**待做任务:**
根据下面关于线程池爆满原因的文章,回答以下问题:
1. 作者最初为哪两类操作增加了超时处理?
2. 文中用什么工具导出JVM的状态?
3. 在死锁报告中,"pool-1-thread-4"在等待锁定哪个对象?持有这个锁的是哪个线程?

**所给文章:**
━━━━━━
Java线程池爆满原因调查

在服务器监控程序ServerDog运行过程中,偶尔收到过几次运行错误报告,报告内容为线程池已满,无法接收新任务:

造成线程池爆满的原因自然是某些线程执行耗时太久,一直占用线程池。

起初,我粗略估计造成这一问题的原因有以下可能:

1. ServerDog与远程服务器的ssh命令执行操作缺少超时设定。

2. ServerDog与远程服务器的ftp/sftp文件传输操作缺少超时设定。

鉴于此,我分别给ssh和ftp/sftp都增加了超时处理。

然而,今天,线程池已满的运行错误再次出现,看来问题并没有解决。

1. 查看JVM状态

保持已经报错的ServerDog处于运行状态,借助jstack将JVM的状态导出:

jstack [java pid] > jstack.txt

2. 查看JVM状态报告

查看JVM报告可以发现很多线程处于阻塞状态,在等待获得锁:

"pool-1-thread-4" #40 prio=5 os_prio=0 tid=0x00007f6764015800 nid=0x370f waiting for monitor entry [0x00007f67b5137000]
   java.lang.Thread.State: BLOCKED (on object monitor)
	at ch.ethz.ssh2.Connection.connect(Connection.java:792)
	- waiting to lock <0x00000000fef02a10> (a ch.ethz.ssh2.Connection$1TimeoutState)
	- locked <0x00000000fef02940> (a ch.ethz.ssh2.Connection)
	at com.dancen.util.ssh.ShellExecutor.getConnection(ShellExecutor.java:210)

可以初步推测程序中出现了死锁。在JVM报告的最后,果然报告了死锁:

Found one Java-level deadlock:
=============================
"Thread-53858":
  waiting to lock monitor 0x00007f67640275d8 (object 0x00000000fef02940, a ch.ethz.ssh2.Connection),
  which is held by "pool-1-thread-4"
"pool-1-thread-4":
  waiting to lock monitor 0x00007f674c0042b8 (object 0x00000000fef02a10, a ch.ethz.ssh2.Connection$1TimeoutState),
  which is held by "Thread-53858"

Java stack information for the threads listed above:
===================================================
"Thread-53858":
        at ch.ethz.ssh2.Connection.close(Connection.java:603)
        - waiting to lock <0x00000000fef02940> (a ch.ethz.ssh2.Connection)
        at com.dancen.util.ssh.ShellExecutor.closeConnection(ShellExecutor.java:238)
        at com.dancen.util.ssh.ShellExecutor.connectionLost(ShellExecutor.java:307)
        at ch.ethz.ssh2.transport.TransportManager.close(TransportManager.java:250)
━━━━━━
**记录条目:**
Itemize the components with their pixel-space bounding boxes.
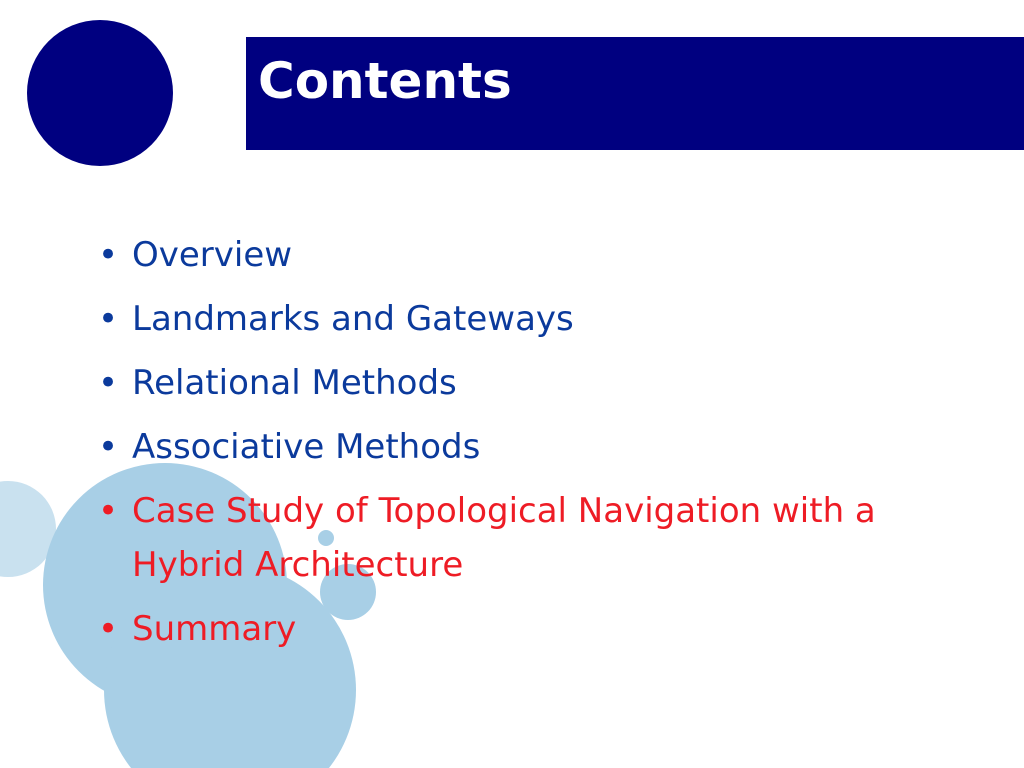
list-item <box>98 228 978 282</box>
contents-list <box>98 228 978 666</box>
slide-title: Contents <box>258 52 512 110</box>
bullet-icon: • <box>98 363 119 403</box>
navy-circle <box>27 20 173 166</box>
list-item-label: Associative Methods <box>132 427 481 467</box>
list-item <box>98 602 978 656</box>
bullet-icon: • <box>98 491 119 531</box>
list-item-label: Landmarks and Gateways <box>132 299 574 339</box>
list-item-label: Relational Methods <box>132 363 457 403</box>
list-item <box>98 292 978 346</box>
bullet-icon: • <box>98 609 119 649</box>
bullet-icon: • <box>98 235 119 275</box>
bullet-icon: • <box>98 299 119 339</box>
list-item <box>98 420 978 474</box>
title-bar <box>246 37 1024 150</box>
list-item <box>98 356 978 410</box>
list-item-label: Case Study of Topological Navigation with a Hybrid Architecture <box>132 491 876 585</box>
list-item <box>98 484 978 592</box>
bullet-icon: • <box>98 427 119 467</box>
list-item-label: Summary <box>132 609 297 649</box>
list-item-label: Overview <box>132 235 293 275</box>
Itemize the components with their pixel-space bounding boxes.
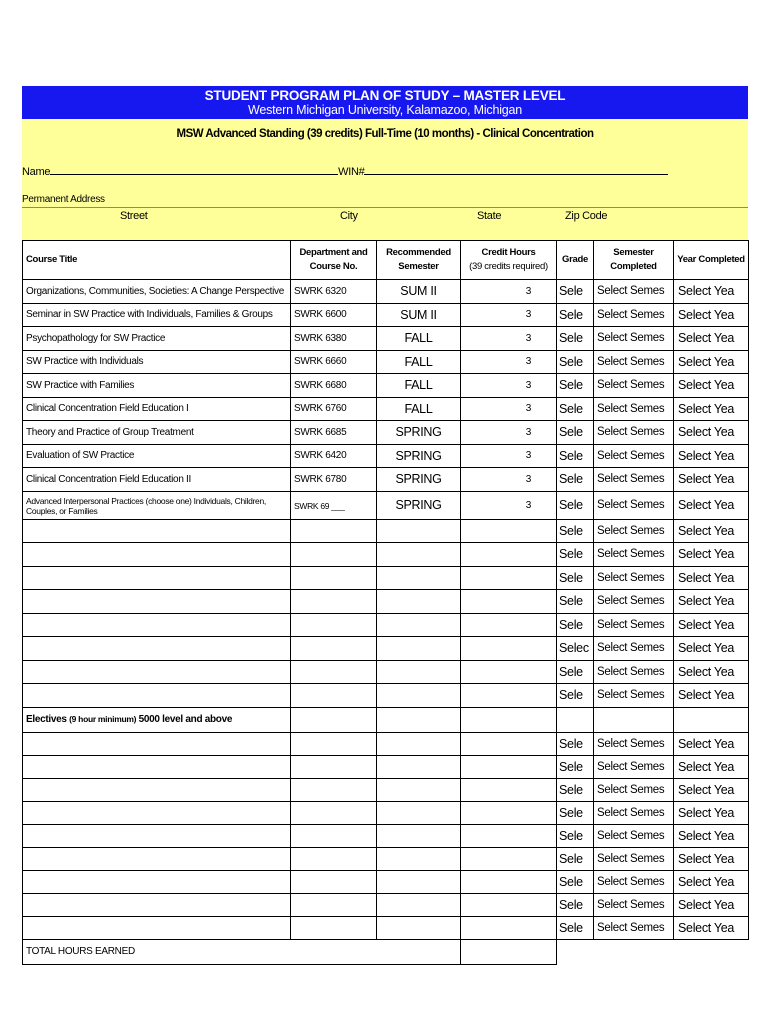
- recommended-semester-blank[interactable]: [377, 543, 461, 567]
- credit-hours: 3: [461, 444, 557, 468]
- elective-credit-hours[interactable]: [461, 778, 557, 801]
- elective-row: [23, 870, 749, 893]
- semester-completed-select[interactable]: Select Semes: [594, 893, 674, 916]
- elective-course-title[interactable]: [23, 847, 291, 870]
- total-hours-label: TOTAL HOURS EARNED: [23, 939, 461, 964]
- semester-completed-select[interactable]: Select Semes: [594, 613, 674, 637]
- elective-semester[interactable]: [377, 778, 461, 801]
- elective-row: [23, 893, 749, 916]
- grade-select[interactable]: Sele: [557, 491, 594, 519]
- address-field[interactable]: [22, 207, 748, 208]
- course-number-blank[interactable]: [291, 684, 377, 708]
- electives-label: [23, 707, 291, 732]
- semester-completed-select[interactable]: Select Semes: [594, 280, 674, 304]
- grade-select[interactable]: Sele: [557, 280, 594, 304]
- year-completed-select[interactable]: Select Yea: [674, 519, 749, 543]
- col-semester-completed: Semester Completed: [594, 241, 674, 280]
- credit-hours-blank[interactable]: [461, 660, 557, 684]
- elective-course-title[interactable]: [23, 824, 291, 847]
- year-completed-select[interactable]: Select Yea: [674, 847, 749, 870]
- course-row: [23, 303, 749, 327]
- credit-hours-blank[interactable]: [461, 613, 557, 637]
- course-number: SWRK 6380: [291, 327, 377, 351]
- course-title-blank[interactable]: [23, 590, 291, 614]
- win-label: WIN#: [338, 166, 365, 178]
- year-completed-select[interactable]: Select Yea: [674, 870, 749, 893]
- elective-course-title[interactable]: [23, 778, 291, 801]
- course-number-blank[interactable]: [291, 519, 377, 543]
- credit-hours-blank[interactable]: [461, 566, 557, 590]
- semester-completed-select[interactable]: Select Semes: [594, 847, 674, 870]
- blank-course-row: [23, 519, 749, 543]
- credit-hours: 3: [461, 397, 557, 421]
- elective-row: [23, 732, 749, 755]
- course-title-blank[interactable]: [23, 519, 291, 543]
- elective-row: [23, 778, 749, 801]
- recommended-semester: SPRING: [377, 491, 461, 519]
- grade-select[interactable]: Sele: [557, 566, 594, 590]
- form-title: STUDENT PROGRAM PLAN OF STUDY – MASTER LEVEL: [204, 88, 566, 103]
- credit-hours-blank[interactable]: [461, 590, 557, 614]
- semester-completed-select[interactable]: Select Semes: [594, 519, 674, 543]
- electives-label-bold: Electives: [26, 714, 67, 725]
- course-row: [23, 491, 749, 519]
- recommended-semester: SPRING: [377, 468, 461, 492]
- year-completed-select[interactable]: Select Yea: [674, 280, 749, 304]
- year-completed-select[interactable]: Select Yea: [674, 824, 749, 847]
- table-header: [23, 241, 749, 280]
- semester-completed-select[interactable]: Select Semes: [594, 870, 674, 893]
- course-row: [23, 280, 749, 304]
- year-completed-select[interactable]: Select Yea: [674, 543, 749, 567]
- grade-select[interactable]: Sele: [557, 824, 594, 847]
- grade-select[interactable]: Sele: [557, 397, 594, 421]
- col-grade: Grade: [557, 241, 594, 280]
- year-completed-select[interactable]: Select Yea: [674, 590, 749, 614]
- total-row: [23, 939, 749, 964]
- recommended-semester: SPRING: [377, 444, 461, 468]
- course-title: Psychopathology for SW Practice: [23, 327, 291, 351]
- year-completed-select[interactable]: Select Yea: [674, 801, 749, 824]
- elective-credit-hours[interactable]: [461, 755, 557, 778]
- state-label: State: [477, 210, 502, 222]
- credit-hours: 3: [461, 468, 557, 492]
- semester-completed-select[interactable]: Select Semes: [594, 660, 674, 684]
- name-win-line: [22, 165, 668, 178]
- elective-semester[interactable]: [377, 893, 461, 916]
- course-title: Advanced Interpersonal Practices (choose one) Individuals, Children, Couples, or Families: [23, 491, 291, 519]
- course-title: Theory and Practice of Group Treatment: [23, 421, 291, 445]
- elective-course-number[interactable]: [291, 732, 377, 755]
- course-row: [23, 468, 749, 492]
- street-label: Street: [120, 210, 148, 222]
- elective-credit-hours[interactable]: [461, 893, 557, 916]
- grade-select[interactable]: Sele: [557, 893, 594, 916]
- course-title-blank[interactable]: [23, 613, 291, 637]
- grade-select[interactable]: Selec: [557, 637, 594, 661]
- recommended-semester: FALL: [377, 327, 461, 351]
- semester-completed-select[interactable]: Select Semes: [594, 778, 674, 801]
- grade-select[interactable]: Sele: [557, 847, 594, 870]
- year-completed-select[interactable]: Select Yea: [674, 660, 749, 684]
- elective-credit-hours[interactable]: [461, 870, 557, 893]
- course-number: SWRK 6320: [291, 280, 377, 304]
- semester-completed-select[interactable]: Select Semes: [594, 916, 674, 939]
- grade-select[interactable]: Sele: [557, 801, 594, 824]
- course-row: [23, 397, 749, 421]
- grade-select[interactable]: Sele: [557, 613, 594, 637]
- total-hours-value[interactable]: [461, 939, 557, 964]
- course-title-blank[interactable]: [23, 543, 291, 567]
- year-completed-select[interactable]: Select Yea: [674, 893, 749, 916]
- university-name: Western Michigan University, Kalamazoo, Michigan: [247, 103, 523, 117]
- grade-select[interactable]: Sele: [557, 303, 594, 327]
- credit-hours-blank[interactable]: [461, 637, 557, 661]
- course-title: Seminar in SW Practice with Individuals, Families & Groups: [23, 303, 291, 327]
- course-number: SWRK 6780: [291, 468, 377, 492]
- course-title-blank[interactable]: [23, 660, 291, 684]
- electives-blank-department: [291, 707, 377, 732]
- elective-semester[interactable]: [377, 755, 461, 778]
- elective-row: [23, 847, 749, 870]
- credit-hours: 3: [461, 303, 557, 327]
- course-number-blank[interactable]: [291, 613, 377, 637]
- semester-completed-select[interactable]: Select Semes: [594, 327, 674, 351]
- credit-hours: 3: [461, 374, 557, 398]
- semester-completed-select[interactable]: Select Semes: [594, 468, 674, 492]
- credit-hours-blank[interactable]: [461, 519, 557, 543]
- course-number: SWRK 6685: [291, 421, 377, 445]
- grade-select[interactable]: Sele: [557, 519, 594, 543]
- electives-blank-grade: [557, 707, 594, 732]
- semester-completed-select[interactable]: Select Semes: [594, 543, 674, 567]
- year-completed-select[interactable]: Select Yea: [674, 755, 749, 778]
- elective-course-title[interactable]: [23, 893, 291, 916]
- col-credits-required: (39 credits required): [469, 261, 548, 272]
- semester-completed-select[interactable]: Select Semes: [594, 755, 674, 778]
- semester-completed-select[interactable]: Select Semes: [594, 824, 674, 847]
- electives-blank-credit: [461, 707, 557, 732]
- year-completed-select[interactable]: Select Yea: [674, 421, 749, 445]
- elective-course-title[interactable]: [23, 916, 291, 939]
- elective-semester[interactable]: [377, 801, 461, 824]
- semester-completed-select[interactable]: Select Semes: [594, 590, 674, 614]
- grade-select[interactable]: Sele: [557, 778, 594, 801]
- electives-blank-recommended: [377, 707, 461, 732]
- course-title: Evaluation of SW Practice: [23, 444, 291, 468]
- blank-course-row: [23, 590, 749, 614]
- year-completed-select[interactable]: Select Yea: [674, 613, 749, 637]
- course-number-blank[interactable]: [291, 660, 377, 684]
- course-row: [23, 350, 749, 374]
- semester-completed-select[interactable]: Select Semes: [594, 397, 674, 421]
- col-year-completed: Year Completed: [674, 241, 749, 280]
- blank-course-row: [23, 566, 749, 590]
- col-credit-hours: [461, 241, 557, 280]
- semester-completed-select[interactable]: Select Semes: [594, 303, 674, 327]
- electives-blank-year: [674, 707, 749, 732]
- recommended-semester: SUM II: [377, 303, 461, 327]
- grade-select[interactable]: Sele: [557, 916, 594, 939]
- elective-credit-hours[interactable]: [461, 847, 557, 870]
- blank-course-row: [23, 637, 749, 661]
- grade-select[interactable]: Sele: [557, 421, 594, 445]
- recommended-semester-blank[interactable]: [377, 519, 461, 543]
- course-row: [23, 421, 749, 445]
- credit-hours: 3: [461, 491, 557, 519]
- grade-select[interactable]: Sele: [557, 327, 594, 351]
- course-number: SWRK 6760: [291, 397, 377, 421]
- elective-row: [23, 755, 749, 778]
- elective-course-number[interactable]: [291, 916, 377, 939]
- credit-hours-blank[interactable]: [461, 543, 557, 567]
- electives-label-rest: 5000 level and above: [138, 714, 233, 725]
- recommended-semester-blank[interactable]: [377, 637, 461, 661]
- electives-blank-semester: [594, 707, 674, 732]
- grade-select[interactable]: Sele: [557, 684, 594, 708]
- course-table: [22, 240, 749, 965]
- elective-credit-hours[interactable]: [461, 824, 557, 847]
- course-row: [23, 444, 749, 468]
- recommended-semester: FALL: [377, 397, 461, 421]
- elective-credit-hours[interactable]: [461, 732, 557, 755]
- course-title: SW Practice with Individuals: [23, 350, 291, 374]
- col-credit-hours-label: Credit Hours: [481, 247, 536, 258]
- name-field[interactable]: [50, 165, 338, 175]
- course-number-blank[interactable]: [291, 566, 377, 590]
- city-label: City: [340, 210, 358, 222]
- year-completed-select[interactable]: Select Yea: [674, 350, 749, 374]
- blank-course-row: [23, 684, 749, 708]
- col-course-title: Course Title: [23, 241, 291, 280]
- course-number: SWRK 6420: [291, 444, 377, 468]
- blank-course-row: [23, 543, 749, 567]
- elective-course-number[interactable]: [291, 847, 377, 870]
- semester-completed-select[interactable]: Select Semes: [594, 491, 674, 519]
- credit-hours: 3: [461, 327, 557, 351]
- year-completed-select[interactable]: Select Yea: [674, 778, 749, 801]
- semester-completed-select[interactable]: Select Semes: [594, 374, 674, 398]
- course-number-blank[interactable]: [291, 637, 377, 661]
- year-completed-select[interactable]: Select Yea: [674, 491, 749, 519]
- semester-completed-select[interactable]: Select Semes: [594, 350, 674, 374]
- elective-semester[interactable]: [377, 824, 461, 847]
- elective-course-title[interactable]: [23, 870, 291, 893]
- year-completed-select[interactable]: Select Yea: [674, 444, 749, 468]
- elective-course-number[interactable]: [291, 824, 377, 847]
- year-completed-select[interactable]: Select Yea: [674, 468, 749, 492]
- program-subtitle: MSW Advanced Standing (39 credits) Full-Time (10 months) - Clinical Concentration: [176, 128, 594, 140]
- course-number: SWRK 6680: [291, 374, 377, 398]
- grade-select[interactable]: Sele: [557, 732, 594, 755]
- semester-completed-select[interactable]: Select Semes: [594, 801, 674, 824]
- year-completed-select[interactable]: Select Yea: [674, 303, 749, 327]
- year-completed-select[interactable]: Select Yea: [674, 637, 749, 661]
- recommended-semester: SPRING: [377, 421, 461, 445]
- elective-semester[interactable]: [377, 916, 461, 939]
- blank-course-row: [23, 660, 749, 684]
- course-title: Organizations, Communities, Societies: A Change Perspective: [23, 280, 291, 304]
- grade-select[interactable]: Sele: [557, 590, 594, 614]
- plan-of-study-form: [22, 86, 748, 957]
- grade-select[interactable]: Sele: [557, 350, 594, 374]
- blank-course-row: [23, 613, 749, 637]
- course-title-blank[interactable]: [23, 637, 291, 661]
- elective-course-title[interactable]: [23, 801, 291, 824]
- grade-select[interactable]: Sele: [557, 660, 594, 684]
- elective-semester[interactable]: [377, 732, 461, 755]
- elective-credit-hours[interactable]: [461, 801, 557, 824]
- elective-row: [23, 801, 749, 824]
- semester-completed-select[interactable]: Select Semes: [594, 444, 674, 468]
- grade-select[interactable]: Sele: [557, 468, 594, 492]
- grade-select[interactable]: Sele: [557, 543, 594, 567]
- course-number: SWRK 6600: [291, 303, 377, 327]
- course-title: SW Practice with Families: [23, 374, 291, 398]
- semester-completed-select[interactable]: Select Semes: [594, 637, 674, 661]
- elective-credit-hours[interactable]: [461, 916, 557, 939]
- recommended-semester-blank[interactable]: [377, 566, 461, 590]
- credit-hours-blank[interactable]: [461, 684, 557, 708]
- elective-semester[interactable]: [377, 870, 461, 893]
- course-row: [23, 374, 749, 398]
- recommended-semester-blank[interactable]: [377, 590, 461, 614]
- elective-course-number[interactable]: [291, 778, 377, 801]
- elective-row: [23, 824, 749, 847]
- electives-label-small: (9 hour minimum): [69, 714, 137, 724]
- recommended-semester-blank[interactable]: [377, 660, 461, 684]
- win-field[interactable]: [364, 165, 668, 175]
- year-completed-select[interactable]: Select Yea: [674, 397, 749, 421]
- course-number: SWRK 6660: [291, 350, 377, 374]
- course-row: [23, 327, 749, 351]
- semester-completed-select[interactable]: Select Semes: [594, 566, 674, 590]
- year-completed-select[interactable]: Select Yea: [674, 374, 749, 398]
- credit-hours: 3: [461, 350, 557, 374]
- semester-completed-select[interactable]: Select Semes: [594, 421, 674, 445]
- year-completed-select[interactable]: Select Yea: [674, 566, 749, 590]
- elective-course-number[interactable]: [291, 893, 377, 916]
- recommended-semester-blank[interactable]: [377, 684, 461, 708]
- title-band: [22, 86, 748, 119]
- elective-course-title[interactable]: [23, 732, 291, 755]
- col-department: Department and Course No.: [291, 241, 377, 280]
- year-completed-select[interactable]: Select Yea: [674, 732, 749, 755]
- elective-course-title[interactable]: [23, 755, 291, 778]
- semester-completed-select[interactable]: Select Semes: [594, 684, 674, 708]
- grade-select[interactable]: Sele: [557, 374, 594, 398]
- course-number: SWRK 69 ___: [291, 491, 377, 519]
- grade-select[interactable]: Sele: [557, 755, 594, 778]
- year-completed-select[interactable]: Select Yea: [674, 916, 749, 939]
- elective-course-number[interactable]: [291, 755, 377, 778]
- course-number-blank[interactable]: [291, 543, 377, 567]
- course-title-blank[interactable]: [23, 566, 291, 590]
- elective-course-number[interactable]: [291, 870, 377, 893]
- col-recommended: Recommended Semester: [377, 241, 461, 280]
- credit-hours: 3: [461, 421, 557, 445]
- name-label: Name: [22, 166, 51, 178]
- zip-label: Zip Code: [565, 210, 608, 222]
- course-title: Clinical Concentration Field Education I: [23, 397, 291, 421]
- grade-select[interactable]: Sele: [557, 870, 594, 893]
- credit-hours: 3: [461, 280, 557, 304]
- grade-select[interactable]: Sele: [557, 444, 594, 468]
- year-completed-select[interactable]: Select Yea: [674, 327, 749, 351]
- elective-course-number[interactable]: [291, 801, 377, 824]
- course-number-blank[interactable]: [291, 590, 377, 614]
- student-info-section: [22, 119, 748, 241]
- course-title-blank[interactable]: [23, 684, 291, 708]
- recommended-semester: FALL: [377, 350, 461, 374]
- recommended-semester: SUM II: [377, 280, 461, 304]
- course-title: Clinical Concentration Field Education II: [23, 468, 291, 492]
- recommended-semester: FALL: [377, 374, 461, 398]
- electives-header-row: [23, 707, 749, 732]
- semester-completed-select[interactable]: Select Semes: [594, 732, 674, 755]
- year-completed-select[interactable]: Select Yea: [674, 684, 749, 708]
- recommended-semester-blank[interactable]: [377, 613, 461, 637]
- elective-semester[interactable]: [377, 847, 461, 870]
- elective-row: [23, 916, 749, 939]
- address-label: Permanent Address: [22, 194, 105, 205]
━━━━━━
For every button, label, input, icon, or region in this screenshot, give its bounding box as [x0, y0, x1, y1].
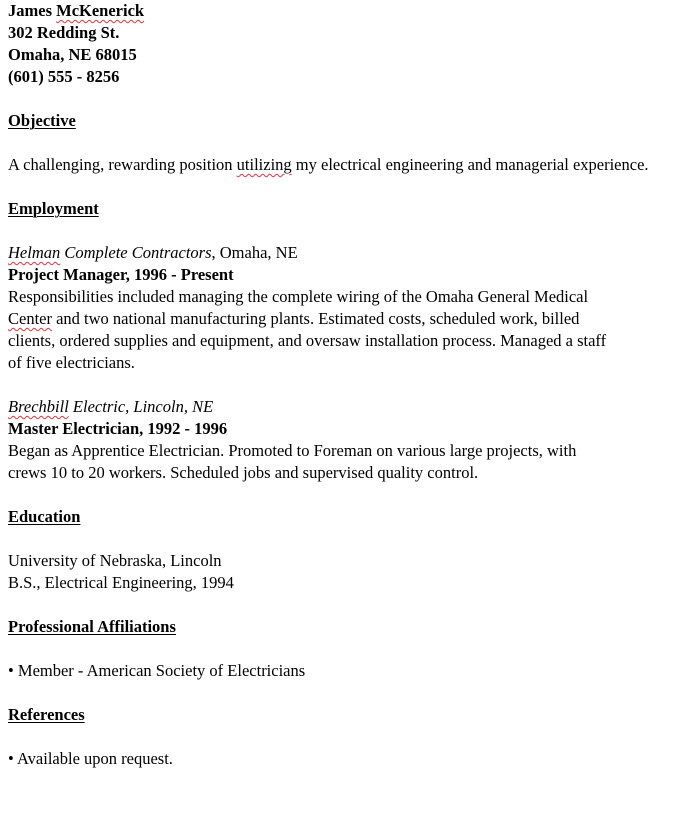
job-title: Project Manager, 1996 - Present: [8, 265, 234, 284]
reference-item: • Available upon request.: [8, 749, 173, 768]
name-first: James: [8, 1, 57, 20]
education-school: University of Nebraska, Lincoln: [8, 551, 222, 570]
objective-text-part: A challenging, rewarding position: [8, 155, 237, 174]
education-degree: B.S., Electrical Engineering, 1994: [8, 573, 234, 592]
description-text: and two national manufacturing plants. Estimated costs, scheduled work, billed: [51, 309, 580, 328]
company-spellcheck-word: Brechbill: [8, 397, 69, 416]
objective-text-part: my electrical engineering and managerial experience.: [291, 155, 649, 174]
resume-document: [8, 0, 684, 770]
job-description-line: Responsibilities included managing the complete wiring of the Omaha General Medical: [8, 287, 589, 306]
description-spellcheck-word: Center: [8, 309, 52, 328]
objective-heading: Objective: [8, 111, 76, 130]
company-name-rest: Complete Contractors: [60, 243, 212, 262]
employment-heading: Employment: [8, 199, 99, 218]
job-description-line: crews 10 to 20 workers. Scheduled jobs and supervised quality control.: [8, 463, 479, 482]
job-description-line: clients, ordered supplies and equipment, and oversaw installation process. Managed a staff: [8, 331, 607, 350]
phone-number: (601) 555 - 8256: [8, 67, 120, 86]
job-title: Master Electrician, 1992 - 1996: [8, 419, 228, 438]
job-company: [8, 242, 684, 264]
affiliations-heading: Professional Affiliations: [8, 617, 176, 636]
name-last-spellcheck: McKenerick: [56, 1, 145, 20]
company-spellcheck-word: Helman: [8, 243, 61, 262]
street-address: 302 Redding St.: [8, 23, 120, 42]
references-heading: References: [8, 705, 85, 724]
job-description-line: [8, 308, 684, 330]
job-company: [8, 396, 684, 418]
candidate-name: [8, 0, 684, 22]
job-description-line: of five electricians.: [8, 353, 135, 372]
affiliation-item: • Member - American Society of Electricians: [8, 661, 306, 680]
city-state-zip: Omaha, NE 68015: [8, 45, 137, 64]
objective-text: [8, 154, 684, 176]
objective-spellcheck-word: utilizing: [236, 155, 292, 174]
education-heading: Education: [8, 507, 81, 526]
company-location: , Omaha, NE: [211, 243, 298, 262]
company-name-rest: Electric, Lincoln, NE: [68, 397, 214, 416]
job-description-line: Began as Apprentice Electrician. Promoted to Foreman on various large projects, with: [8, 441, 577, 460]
━━━━━━
**任务答案:**
1. ssh命令执行操作和ftp/sftp文件传输操作。
2. jstack。
3. 它在等待锁定对象0x00000000fef02a10(ch.ethz.ssh2.Connection$1TimeoutState),这个锁由"Thread-53858"持有。